Short task
Go through the records line by line and work out how many lines hold the word "content". Answer with the number only.

Material shown
┌────────

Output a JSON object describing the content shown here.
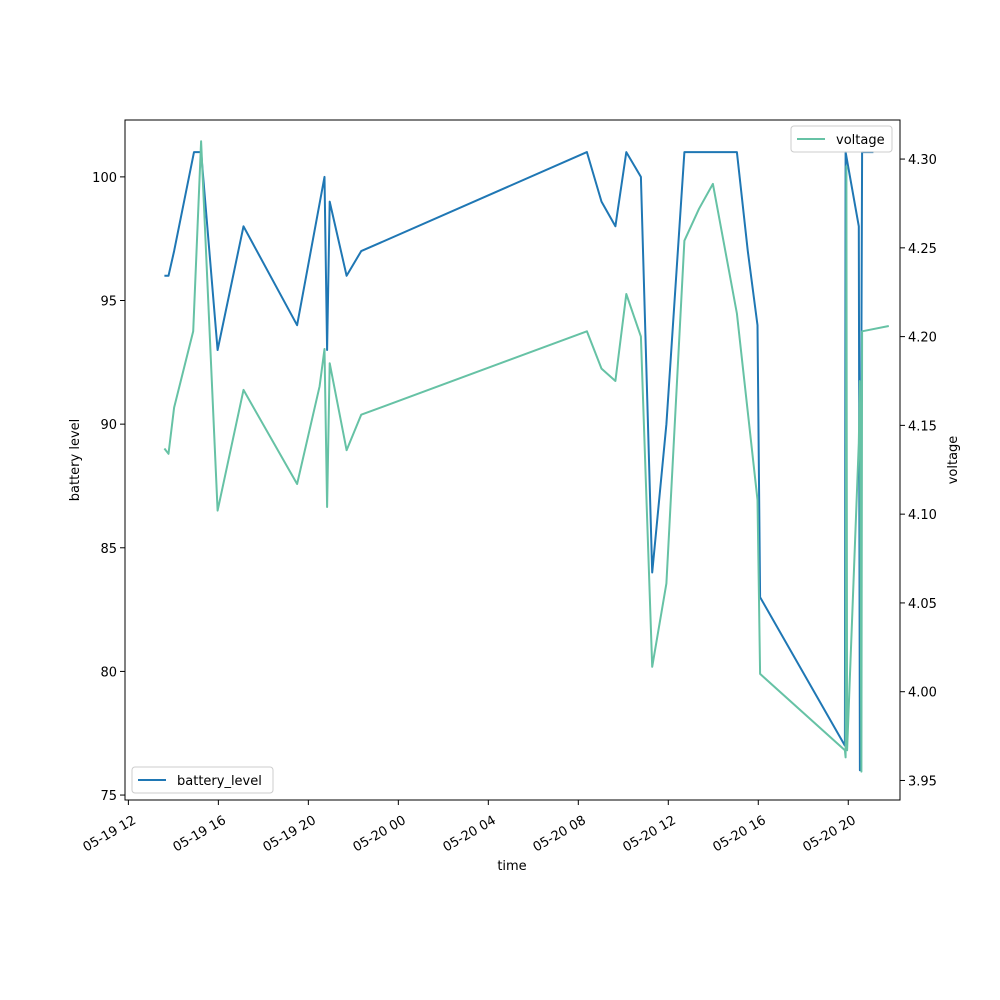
{
  "chart_data": {
    "type": "line",
    "xlabel": "time",
    "y_left_label": "battery level",
    "y_right_label": "voltage",
    "x_ticks": [
      "05-19 12",
      "05-19 16",
      "05-19 20",
      "05-20 00",
      "05-20 04",
      "05-20 08",
      "05-20 12",
      "05-20 16",
      "05-20 20"
    ],
    "x_range": [
      "2024-05-19 11:51",
      "2024-05-20 22:18"
    ],
    "y_left_range": [
      74.8,
      102.3
    ],
    "y_left_ticks": [
      75,
      80,
      85,
      90,
      95,
      100
    ],
    "y_right_range": [
      3.939,
      4.322
    ],
    "y_right_ticks": [
      3.95,
      4.0,
      4.05,
      4.1,
      4.15,
      4.2,
      4.25,
      4.3
    ],
    "series": [
      {
        "name": "battery_level",
        "axis": "left",
        "color": "#1f77b4",
        "legend_position": "lower left",
        "points": [
          [
            "2024-05-19 13:36",
            96
          ],
          [
            "2024-05-19 13:47",
            96
          ],
          [
            "2024-05-19 14:02",
            97
          ],
          [
            "2024-05-19 14:55",
            101
          ],
          [
            "2024-05-19 15:14",
            101
          ],
          [
            "2024-05-19 15:58",
            93
          ],
          [
            "2024-05-19 17:07",
            98
          ],
          [
            "2024-05-19 19:30",
            94
          ],
          [
            "2024-05-19 20:43",
            100
          ],
          [
            "2024-05-19 20:50",
            93
          ],
          [
            "2024-05-19 20:57",
            99
          ],
          [
            "2024-05-19 21:42",
            96
          ],
          [
            "2024-05-19 22:21",
            97
          ],
          [
            "2024-05-20 08:23",
            101
          ],
          [
            "2024-05-20 09:02",
            99
          ],
          [
            "2024-05-20 09:39",
            98
          ],
          [
            "2024-05-20 10:08",
            101
          ],
          [
            "2024-05-20 10:47",
            100
          ],
          [
            "2024-05-20 11:17",
            84
          ],
          [
            "2024-05-20 11:55",
            90
          ],
          [
            "2024-05-20 12:43",
            101
          ],
          [
            "2024-05-20 15:03",
            101
          ],
          [
            "2024-05-20 15:32",
            97
          ],
          [
            "2024-05-20 15:58",
            94
          ],
          [
            "2024-05-20 16:05",
            83
          ],
          [
            "2024-05-20 19:51",
            77
          ],
          [
            "2024-05-20 19:53",
            101
          ],
          [
            "2024-05-20 20:28",
            98
          ],
          [
            "2024-05-20 20:31",
            76
          ],
          [
            "2024-05-20 20:37",
            101
          ],
          [
            "2024-05-20 21:07",
            101
          ]
        ]
      },
      {
        "name": "voltage",
        "axis": "right",
        "color": "#66c2a5",
        "legend_position": "upper right",
        "points": [
          [
            "2024-05-19 13:36",
            4.137
          ],
          [
            "2024-05-19 13:47",
            4.134
          ],
          [
            "2024-05-19 14:02",
            4.16
          ],
          [
            "2024-05-19 14:53",
            4.203
          ],
          [
            "2024-05-19 15:14",
            4.31
          ],
          [
            "2024-05-19 15:58",
            4.102
          ],
          [
            "2024-05-19 17:07",
            4.17
          ],
          [
            "2024-05-19 19:30",
            4.117
          ],
          [
            "2024-05-19 20:30",
            4.172
          ],
          [
            "2024-05-19 20:43",
            4.193
          ],
          [
            "2024-05-19 20:50",
            4.104
          ],
          [
            "2024-05-19 20:57",
            4.185
          ],
          [
            "2024-05-19 21:42",
            4.136
          ],
          [
            "2024-05-19 22:21",
            4.156
          ],
          [
            "2024-05-20 08:23",
            4.203
          ],
          [
            "2024-05-20 09:02",
            4.182
          ],
          [
            "2024-05-20 09:39",
            4.175
          ],
          [
            "2024-05-20 10:08",
            4.224
          ],
          [
            "2024-05-20 10:47",
            4.2
          ],
          [
            "2024-05-20 11:17",
            4.014
          ],
          [
            "2024-05-20 11:55",
            4.061
          ],
          [
            "2024-05-20 12:43",
            4.254
          ],
          [
            "2024-05-20 13:22",
            4.272
          ],
          [
            "2024-05-20 13:59",
            4.286
          ],
          [
            "2024-05-20 15:03",
            4.213
          ],
          [
            "2024-05-20 15:58",
            4.108
          ],
          [
            "2024-05-20 16:05",
            4.01
          ],
          [
            "2024-05-20 19:51",
            3.967
          ],
          [
            "2024-05-20 19:53",
            3.963
          ],
          [
            "2024-05-20 19:55",
            4.296
          ],
          [
            "2024-05-20 19:57",
            3.967
          ],
          [
            "2024-05-20 20:28",
            4.14
          ],
          [
            "2024-05-20 20:31",
            4.175
          ],
          [
            "2024-05-20 20:35",
            3.955
          ],
          [
            "2024-05-20 20:37",
            4.203
          ],
          [
            "2024-05-20 21:48",
            4.206
          ]
        ]
      }
    ]
  }
}
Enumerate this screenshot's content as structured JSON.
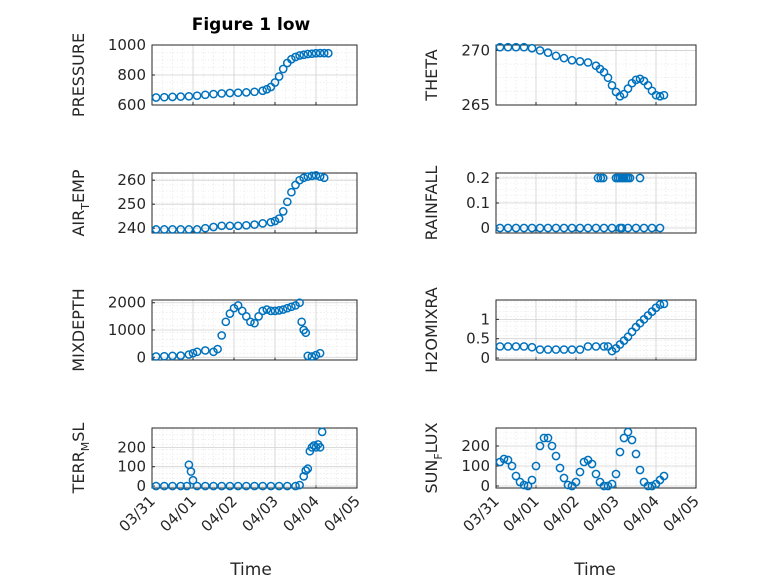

└────────

Worked answer
2